Exercise » Quote the lines of the items from the line with "leader-lines [140, 51, 642, 196]" up to and including the line with "ring-value-80: 80 [338, 286, 353, 300]", reproducing each one character for character.

The data »
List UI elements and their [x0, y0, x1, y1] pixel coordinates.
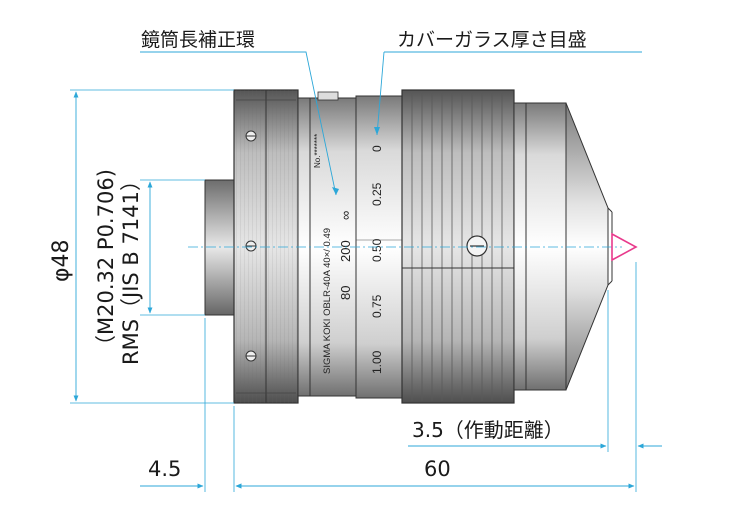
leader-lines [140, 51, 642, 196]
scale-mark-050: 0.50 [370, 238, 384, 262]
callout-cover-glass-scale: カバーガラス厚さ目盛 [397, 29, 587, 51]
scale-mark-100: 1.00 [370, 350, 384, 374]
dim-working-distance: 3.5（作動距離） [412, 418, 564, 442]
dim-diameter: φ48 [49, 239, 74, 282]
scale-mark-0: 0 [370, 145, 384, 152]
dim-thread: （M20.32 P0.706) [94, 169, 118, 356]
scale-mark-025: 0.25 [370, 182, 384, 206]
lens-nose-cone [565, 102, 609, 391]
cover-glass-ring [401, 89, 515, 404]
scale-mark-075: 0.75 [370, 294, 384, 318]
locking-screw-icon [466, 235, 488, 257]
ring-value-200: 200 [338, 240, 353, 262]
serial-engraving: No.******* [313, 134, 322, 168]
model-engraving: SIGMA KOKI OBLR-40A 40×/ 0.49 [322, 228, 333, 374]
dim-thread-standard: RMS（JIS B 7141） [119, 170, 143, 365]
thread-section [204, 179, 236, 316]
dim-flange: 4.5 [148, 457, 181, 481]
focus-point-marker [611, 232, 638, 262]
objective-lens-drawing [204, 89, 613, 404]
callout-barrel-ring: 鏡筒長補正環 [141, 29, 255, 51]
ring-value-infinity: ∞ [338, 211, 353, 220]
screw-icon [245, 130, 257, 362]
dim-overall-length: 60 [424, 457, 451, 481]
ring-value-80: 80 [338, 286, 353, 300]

---

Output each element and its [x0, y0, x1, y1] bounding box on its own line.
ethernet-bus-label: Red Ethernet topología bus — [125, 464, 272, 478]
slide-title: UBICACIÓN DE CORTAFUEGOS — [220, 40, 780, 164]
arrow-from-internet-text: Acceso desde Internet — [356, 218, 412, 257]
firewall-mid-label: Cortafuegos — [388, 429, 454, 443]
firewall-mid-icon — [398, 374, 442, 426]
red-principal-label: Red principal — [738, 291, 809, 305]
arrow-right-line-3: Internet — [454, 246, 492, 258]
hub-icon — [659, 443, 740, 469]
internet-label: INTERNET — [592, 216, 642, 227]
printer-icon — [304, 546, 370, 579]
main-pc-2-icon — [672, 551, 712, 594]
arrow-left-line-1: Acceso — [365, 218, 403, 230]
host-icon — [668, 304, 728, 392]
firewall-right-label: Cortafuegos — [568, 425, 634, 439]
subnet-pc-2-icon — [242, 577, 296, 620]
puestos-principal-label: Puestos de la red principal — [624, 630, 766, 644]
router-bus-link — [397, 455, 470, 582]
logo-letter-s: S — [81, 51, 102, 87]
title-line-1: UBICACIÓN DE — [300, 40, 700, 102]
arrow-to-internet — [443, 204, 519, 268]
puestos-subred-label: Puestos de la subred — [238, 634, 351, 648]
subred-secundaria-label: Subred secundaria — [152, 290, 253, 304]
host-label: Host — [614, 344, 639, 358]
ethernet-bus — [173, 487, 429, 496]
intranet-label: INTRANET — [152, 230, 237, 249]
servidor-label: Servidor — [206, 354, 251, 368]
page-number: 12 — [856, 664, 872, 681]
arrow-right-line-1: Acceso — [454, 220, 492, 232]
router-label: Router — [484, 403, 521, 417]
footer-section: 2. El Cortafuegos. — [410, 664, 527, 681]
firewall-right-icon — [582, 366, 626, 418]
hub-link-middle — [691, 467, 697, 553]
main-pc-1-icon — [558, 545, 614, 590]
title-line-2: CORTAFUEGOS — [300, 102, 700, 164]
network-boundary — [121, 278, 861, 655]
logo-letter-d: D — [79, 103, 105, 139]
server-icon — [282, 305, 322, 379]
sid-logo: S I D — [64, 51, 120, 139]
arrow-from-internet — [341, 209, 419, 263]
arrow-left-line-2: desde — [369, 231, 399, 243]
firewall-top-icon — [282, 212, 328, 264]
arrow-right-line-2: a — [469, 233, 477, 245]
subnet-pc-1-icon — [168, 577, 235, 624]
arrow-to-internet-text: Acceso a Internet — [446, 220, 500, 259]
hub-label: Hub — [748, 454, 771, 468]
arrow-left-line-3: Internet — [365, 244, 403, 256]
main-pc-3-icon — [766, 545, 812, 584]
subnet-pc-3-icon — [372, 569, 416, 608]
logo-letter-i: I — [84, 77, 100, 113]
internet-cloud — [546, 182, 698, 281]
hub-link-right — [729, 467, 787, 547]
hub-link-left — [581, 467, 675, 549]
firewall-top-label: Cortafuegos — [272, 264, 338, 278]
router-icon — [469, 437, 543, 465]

--

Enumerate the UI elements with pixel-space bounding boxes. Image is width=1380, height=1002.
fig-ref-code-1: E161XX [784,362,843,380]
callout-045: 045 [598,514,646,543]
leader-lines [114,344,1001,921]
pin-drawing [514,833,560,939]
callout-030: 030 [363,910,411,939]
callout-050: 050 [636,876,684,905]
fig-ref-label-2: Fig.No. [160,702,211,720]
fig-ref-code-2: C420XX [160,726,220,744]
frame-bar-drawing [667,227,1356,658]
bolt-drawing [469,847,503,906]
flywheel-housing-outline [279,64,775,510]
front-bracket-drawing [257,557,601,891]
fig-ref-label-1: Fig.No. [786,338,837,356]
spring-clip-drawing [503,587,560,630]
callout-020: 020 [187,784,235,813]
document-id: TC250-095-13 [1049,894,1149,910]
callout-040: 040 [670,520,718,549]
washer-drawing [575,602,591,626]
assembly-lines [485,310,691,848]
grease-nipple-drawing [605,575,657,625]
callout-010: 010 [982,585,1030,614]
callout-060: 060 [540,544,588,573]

The result »
leader-lines [140, 51, 642, 196]
scale-mark-050: 0.50 [370, 238, 384, 262]
callout-cover-glass-scale: カバーガラス厚さ目盛 [397, 29, 587, 51]
scale-mark-100: 1.00 [370, 350, 384, 374]
dim-working-distance: 3.5（作動距離） [412, 418, 564, 442]
dim-diameter: φ48 [49, 239, 74, 282]
scale-mark-0: 0 [370, 145, 384, 152]
dim-thread: （M20.32 P0.706) [94, 169, 118, 356]
scale-mark-025: 0.25 [370, 182, 384, 206]
lens-nose-cone [565, 102, 609, 391]
cover-glass-ring [401, 89, 515, 404]
scale-mark-075: 0.75 [370, 294, 384, 318]
locking-screw-icon [466, 235, 488, 257]
ring-value-200: 200 [338, 240, 353, 262]
serial-engraving: No.******* [313, 134, 322, 168]
model-engraving: SIGMA KOKI OBLR-40A 40×/ 0.49 [322, 228, 333, 374]
dim-thread-standard: RMS（JIS B 7141） [119, 170, 143, 365]
thread-section [204, 179, 236, 316]
dim-flange: 4.5 [148, 457, 181, 481]
focus-point-marker [611, 232, 638, 262]
objective-lens-drawing [204, 89, 613, 404]
callout-barrel-ring: 鏡筒長補正環 [141, 29, 255, 51]
ring-value-infinity: ∞ [338, 211, 353, 220]
screw-icon [245, 130, 257, 362]
dim-overall-length: 60 [424, 457, 451, 481]
ring-value-80: 80 [338, 286, 353, 300]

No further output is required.